**What this task involves:** In the listing below, identify each line with the word "decision" and return those lines.

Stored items
+ + + + +
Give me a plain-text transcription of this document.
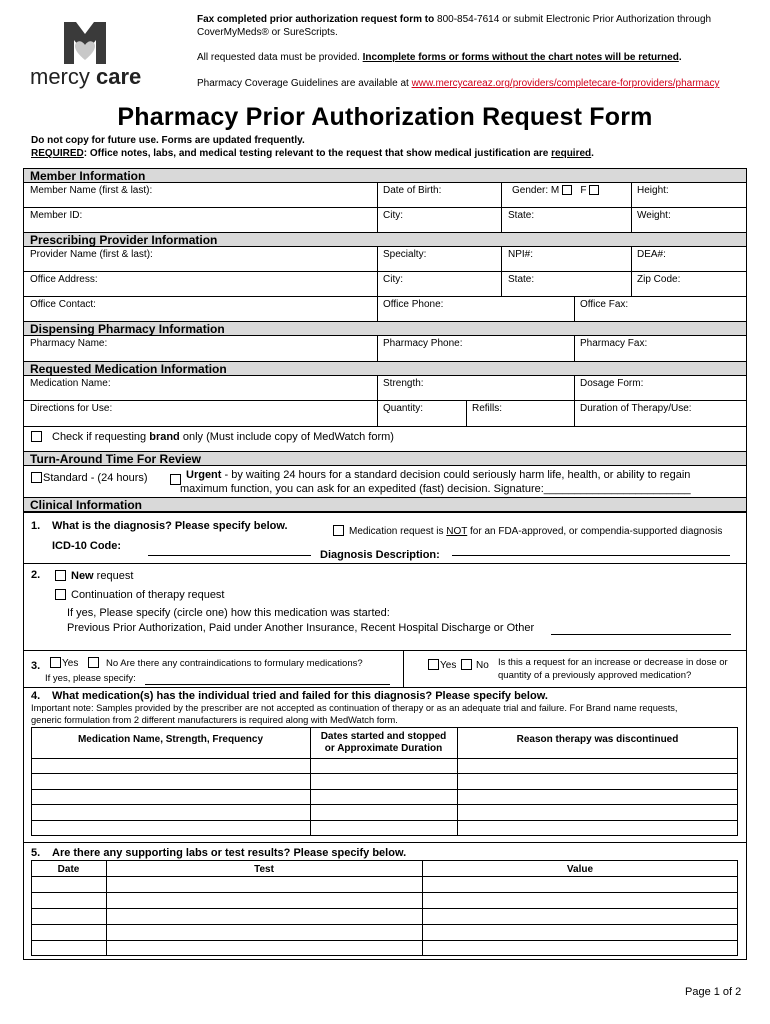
mercy care
Fax completed prior authorization request form to 800-854-7614 or submit Electronic Prior Authorization through
CoverMyMeds® or SureScripts.
All requested data must be provided. Incomplete forms or forms without the chart notes will be returned.
Pharmacy Coverage Guidelines are available at www.mercycareaz.org/providers/completecare-forproviders/pharmacy
Pharmacy Prior Authorization Request Form
Do not copy for future use. Forms are updated frequently.
REQUIRED: Office notes, labs, and medical testing relevant to the request that show medical justification are required.
Member Information
Member Name (first & last):	Date of Birth:	Gender: M F	Height:
Member ID:	City:	State:	Weight:
Prescribing Provider Information
Provider Name (first & last):	Specialty:	NPI#:	DEA#:
Office Address:	City:	State:	Zip Code:
Office Contact:	Office Phone:	Office Fax:
Dispensing Pharmacy Information
Pharmacy Name:	Pharmacy Phone:	Pharmacy Fax:
Requested Medication Information
Medication Name:	Strength:	Dosage Form:
Directions for Use:	Quantity:	Refills:	Duration of Therapy/Use:
Check if requesting brand only (Must include copy of MedWatch form)
Turn-Around Time For Review
Standard - (24 hours)	Urgent - by waiting 24 hours for a standard decision could seriously harm life, health, or ability to regain
maximum function, you can ask for an expedited (fast) decision. Signature:________________________
Clinical Information
1. What is the diagnosis? Please specify below.	Medication request is NOT for an FDA-approved, or compendia-supported diagnosis
ICD-10 Code:
Diagnosis Description:
2.	New request
Continuation of therapy request
If yes, Please specify (circle one) how this medication was started:
Previous Prior Authorization, Paid under Another Insurance, Recent Hospital Discharge or Other
3. Yes	No Are there any contraindications to formulary medications?
If yes, please specify:
Yes No Is this a request for an increase or decrease in dose or
quantity of a previously approved medication?
4. What medication(s) has the individual tried and failed for this diagnosis? Please specify below.
Important note: Samples provided by the prescriber are not accepted as continuation of therapy or as an adequate trial and failure. For Brand name requests,
generic formulation from 2 different manufacturers is required along with MedWatch form.
Medication Name, Strength, Frequency	Dates started and stopped
or Approximate Duration
Reason therapy was discontinued
5. Are there any supporting labs or test results? Please specify below.
Date	Test	Value
Page 1 of 2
+ + + + +
**Worked answer:**
Standard - (24 hours)	Urgent - by waiting 24 hours for a standard decision could seriously harm life, health, or ability to regain
maximum function, you can ask for an expedited (fast) decision. Signature:________________________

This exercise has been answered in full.